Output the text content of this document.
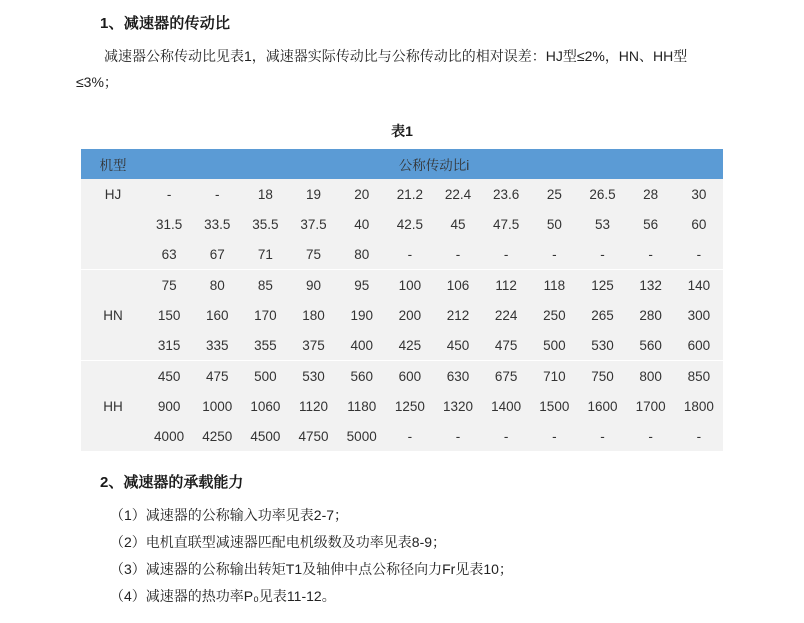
1、减速器的传动比
减速器公称传动比见表1，减速器实际传动比与公称传动比的相对误差：HJ型≤2%，HN、HH型≤3%；
表1
机型	公称传动比i											
HJ	-	-	18	19	20	21.2	22.4	23.6	25	26.5	28	30
	31.5	33.5	35.5	37.5	40	42.5	45	47.5	50	53	56	60
	63	67	71	75	80	-	-	-	-	-	-	-
	75	80	85	90	95	100	106	112	118	125	132	140
HN	150	160	170	180	190	200	212	224	250	265	280	300
	315	335	355	375	400	425	450	475	500	530	560	600
	450	475	500	530	560	600	630	675	710	750	800	850
HH	900	1000	1060	1120	1180	1250	1320	1400	1500	1600	1700	1800
	4000	4250	4500	4750	5000	-	-	-	-	-	-	-
2、减速器的承载能力
（1）减速器的公称输入功率见表2-7；
（2）电机直联型减速器匹配电机级数及功率见表8-9；
（3）减速器的公称输出转矩T1及轴伸中点公称径向力Fr见表10；
（4）减速器的热功率P₀见表11-12。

****************

Omit the pictures and give the material again, exactly and in full.

Output the text content of this document.
1、减速器的传动比
减速器公称传动比见表1，减速器实际传动比与公称传动比的相对误差：HJ型≤2%，HN、HH型≤3%；
表1
机型	公称传动比i											
HJ	-	-	18	19	20	21.2	22.4	23.6	25	26.5	28	30
	31.5	33.5	35.5	37.5	40	42.5	45	47.5	50	53	56	60
	63	67	71	75	80	-	-	-	-	-	-	-
	75	80	85	90	95	100	106	112	118	125	132	140
HN	150	160	170	180	190	200	212	224	250	265	280	300
	315	335	355	375	400	425	450	475	500	530	560	600
	450	475	500	530	560	600	630	675	710	750	800	850
HH	900	1000	1060	1120	1180	1250	1320	1400	1500	1600	1700	1800
	4000	4250	4500	4750	5000	-	-	-	-	-	-	-
2、减速器的承载能力
（1）减速器的公称输入功率见表2-7；
（2）电机直联型减速器匹配电机级数及功率见表8-9；
（3）减速器的公称输出转矩T1及轴伸中点公称径向力Fr见表10；
（4）减速器的热功率P₀见表11-12。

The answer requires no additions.